** Begin PROVIDED INFORMATION **

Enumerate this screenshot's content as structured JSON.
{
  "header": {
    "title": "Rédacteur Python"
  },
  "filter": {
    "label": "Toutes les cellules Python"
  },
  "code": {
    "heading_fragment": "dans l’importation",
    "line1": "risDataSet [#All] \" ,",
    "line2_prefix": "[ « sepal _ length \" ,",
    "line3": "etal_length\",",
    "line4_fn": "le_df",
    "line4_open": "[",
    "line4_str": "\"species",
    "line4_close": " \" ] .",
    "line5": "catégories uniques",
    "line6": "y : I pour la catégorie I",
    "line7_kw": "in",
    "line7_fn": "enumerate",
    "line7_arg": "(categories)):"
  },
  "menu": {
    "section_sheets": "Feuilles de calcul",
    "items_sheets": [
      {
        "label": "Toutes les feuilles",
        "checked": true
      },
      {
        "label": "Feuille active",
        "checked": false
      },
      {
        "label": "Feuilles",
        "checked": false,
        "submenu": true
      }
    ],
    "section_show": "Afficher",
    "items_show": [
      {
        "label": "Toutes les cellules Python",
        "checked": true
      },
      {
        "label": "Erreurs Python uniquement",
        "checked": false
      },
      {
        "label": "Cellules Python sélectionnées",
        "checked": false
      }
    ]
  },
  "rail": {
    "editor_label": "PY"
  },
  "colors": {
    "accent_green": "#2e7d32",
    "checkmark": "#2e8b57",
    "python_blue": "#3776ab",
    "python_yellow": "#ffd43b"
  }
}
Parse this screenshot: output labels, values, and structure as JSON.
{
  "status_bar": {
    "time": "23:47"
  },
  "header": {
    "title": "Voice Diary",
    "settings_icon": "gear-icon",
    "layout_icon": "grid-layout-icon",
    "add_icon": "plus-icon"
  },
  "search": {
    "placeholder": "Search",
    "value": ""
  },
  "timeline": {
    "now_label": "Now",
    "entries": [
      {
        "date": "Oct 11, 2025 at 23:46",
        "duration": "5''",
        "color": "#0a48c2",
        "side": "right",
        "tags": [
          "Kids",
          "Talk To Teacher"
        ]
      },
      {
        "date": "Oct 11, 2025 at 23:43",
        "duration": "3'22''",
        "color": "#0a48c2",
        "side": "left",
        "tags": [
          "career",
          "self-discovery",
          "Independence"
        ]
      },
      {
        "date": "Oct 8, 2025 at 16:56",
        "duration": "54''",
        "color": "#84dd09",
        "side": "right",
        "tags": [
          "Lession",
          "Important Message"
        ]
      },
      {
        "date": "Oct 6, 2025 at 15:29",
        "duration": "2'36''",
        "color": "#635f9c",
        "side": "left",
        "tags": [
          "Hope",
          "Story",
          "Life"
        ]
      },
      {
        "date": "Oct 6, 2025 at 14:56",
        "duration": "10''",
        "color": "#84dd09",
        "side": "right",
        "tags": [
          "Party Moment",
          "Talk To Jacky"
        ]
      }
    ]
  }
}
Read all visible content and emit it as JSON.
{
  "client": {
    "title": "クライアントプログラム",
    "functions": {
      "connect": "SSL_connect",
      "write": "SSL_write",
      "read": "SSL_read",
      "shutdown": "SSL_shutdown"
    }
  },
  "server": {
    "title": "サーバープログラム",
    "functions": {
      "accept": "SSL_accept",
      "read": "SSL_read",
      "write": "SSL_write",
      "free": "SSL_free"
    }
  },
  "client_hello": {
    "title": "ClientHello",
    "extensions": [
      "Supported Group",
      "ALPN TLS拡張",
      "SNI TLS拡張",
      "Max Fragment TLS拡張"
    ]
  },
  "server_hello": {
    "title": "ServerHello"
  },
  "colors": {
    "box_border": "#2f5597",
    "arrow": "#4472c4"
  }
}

** End PROVIDED INFORMATION **

THE TASK:
Would you give the material above again, complete and exact?

EXERCISE SOLUTION:
Enumerate this screenshot's content as structured JSON.
{
  "header": {
    "title": "Rédacteur Python"
  },
  "filter": {
    "label": "Toutes les cellules Python"
  },
  "code": {
    "heading_fragment": "dans l’importation",
    "line1": "risDataSet [#All] \" ,",
    "line2_prefix": "[ « sepal _ length \" ,",
    "line3": "etal_length\",",
    "line4_fn": "le_df",
    "line4_open": "[",
    "line4_str": "\"species",
    "line4_close": " \" ] .",
    "line5": "catégories uniques",
    "line6": "y : I pour la catégorie I",
    "line7_kw": "in",
    "line7_fn": "enumerate",
    "line7_arg": "(categories)):"
  },
  "menu": {
    "section_sheets": "Feuilles de calcul",
    "items_sheets": [
      {
        "label": "Toutes les feuilles",
        "checked": true
      },
      {
        "label": "Feuille active",
        "checked": false
      },
      {
        "label": "Feuilles",
        "checked": false,
        "submenu": true
      }
    ],
    "section_show": "Afficher",
    "items_show": [
      {
        "label": "Toutes les cellules Python",
        "checked": true
      },
      {
        "label": "Erreurs Python uniquement",
        "checked": false
      },
      {
        "label": "Cellules Python sélectionnées",
        "checked": false
      }
    ]
  },
  "rail": {
    "editor_label": "PY"
  },
  "colors": {
    "accent_green": "#2e7d32",
    "checkmark": "#2e8b57",
    "python_blue": "#3776ab",
    "python_yellow": "#ffd43b"
  }
}
Parse this screenshot: output labels, values, and structure as JSON.
{
  "status_bar": {
    "time": "23:47"
  },
  "header": {
    "title": "Voice Diary",
    "settings_icon": "gear-icon",
    "layout_icon": "grid-layout-icon",
    "add_icon": "plus-icon"
  },
  "search": {
    "placeholder": "Search",
    "value": ""
  },
  "timeline": {
    "now_label": "Now",
    "entries": [
      {
        "date": "Oct 11, 2025 at 23:46",
        "duration": "5''",
        "color": "#0a48c2",
        "side": "right",
        "tags": [
          "Kids",
          "Talk To Teacher"
        ]
      },
      {
        "date": "Oct 11, 2025 at 23:43",
        "duration": "3'22''",
        "color": "#0a48c2",
        "side": "left",
        "tags": [
          "career",
          "self-discovery",
          "Independence"
        ]
      },
      {
        "date": "Oct 8, 2025 at 16:56",
        "duration": "54''",
        "color": "#84dd09",
        "side": "right",
        "tags": [
          "Lession",
          "Important Message"
        ]
      },
      {
        "date": "Oct 6, 2025 at 15:29",
        "duration": "2'36''",
        "color": "#635f9c",
        "side": "left",
        "tags": [
          "Hope",
          "Story",
          "Life"
        ]
      },
      {
        "date": "Oct 6, 2025 at 14:56",
        "duration": "10''",
        "color": "#84dd09",
        "side": "right",
        "tags": [
          "Party Moment",
          "Talk To Jacky"
        ]
      }
    ]
  }
}
Read all visible content and emit it as JSON.
{
  "client": {
    "title": "クライアントプログラム",
    "functions": {
      "connect": "SSL_connect",
      "write": "SSL_write",
      "read": "SSL_read",
      "shutdown": "SSL_shutdown"
    }
  },
  "server": {
    "title": "サーバープログラム",
    "functions": {
      "accept": "SSL_accept",
      "read": "SSL_read",
      "write": "SSL_write",
      "free": "SSL_free"
    }
  },
  "client_hello": {
    "title": "ClientHello",
    "extensions": [
      "Supported Group",
      "ALPN TLS拡張",
      "SNI TLS拡張",
      "Max Fragment TLS拡張"
    ]
  },
  "server_hello": {
    "title": "ServerHello"
  },
  "colors": {
    "box_border": "#2f5597",
    "arrow": "#4472c4"
  }
}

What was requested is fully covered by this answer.